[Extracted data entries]
::::::
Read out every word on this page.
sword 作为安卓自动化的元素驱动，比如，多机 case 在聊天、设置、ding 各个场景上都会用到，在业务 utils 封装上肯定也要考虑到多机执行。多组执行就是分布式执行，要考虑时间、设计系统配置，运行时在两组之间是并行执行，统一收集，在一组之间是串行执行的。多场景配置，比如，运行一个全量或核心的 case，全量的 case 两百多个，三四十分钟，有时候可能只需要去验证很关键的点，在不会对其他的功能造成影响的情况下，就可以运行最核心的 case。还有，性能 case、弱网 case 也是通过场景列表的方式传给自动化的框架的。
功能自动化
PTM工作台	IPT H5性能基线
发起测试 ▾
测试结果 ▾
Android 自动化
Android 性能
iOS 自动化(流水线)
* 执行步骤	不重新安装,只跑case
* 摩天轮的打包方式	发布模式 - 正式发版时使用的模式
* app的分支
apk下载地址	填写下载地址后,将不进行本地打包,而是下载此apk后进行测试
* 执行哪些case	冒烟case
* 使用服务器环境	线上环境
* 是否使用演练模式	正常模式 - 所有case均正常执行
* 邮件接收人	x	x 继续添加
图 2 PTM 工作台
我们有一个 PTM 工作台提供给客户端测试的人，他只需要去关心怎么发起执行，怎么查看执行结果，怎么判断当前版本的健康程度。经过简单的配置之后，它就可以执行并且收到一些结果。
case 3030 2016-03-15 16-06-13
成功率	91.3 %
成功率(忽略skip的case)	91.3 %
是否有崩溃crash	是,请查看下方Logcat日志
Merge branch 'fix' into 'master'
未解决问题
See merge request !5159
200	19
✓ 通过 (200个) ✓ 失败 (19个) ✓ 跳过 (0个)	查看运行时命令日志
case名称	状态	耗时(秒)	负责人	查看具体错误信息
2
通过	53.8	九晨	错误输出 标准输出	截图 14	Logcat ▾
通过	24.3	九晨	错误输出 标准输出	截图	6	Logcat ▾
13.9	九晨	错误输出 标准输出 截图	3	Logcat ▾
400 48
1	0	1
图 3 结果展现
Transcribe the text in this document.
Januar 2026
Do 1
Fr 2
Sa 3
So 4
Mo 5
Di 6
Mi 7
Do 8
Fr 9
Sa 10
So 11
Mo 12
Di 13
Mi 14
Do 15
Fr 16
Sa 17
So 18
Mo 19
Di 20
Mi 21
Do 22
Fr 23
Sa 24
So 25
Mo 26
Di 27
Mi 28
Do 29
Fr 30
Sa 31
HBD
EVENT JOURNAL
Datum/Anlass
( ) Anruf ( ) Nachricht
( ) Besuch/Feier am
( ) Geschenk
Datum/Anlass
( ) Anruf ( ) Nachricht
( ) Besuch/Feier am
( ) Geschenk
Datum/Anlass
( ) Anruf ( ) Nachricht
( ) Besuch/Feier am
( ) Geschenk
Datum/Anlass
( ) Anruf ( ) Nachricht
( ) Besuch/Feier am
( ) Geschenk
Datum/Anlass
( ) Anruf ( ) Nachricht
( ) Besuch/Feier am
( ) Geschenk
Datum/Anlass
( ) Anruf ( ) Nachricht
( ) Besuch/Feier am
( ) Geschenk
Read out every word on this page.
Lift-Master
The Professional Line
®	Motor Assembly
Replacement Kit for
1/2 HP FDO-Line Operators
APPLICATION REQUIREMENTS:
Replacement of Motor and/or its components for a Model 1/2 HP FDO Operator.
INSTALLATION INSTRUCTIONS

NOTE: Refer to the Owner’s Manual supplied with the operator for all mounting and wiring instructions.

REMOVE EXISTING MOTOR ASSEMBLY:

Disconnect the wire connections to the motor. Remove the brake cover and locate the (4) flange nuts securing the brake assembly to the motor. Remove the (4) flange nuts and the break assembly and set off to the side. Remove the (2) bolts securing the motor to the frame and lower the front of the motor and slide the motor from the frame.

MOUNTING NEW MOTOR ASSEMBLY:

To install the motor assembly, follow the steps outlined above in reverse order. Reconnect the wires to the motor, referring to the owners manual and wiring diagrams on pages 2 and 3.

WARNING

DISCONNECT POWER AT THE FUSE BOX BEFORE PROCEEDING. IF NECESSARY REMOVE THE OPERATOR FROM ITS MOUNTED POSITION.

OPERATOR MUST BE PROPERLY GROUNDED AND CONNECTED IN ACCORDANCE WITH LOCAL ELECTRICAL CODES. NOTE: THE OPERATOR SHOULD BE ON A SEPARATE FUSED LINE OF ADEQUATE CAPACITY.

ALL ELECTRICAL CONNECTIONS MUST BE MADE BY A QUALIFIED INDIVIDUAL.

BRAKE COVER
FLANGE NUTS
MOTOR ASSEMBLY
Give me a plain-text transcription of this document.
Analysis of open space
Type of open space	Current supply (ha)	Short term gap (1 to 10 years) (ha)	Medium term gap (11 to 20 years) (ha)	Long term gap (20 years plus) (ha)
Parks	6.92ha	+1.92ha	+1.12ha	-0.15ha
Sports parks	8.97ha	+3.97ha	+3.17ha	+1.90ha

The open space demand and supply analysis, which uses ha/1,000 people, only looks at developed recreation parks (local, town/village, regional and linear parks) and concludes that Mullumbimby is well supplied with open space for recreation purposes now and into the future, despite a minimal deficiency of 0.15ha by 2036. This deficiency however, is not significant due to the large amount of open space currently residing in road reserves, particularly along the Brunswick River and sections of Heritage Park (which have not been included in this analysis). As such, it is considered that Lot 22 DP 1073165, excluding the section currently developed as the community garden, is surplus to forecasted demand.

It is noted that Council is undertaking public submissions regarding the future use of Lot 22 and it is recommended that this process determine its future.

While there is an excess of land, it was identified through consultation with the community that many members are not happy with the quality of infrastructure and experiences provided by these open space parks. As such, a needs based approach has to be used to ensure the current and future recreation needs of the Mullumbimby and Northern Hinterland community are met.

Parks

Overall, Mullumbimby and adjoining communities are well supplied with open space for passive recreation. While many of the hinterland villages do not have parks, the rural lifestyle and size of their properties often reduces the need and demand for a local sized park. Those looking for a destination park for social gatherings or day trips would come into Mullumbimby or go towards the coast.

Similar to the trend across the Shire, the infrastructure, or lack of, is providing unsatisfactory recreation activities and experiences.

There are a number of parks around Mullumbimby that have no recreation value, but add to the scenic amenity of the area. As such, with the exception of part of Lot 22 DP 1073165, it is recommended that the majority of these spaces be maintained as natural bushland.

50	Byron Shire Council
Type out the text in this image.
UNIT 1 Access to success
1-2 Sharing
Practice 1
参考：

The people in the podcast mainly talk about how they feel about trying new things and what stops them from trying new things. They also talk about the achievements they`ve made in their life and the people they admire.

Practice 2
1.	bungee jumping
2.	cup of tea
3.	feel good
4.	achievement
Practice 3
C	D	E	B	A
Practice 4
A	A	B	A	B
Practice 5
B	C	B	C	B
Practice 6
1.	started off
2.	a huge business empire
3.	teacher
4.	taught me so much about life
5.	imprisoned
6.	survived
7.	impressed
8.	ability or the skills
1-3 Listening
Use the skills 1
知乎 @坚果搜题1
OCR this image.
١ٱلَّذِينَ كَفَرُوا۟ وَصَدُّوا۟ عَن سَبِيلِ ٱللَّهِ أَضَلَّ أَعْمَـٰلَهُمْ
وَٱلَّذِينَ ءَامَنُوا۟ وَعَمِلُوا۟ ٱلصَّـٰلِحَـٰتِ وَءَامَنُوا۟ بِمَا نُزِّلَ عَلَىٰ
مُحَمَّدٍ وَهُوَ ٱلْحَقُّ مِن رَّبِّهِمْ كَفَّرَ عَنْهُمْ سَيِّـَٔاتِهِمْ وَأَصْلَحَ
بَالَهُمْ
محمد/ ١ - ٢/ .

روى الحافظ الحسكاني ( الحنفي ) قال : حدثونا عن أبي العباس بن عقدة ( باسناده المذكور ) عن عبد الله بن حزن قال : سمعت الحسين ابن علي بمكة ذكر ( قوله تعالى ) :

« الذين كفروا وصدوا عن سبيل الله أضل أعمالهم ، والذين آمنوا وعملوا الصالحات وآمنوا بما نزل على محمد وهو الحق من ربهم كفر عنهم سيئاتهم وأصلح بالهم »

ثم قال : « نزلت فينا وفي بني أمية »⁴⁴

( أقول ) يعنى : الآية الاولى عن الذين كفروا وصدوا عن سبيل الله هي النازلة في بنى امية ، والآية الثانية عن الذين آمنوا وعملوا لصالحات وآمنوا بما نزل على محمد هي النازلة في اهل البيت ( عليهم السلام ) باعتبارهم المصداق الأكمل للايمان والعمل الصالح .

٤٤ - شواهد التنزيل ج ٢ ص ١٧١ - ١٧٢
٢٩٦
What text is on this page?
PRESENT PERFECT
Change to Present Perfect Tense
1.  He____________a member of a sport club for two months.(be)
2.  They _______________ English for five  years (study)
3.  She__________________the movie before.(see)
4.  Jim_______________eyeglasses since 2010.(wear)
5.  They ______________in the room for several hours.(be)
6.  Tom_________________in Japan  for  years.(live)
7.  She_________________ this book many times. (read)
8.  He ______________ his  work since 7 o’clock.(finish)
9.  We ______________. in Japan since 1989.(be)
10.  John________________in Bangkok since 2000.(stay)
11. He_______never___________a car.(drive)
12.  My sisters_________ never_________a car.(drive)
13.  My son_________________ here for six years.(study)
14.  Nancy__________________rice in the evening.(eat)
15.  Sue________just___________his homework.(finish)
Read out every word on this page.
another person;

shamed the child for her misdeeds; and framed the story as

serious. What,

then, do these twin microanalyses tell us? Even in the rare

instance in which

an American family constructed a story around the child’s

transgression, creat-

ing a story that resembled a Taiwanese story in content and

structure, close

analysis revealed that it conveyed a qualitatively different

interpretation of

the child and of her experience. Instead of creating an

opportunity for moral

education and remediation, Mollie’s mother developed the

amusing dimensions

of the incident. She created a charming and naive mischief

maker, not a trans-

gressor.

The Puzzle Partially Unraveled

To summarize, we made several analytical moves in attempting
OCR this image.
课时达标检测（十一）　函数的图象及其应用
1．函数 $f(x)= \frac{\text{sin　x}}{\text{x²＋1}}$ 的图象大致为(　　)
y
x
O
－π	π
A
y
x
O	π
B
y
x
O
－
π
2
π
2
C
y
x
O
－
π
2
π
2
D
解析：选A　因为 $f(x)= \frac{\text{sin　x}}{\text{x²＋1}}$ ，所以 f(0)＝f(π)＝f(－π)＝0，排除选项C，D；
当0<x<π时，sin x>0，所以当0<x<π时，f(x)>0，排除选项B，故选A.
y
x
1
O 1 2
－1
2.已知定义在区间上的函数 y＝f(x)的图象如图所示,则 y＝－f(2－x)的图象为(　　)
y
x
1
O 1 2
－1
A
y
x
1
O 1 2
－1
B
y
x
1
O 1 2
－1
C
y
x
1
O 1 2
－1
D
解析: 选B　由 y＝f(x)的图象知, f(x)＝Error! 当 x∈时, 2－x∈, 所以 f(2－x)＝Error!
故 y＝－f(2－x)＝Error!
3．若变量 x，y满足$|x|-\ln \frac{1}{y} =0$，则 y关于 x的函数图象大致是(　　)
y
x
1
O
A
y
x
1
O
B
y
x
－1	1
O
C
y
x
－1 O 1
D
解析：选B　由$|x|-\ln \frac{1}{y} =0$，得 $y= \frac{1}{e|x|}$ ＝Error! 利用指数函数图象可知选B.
::::::
Stated task: Gather all lines where the word "错误输出" appears.

Result of this exercise:
通过	53.8	九晨	错误输出 标准输出	截图 14	Logcat ▾
通过	24.3	九晨	错误输出 标准输出	截图	6	Logcat ▾
13.9	九晨	错误输出 标准输出 截图	3	Logcat ▾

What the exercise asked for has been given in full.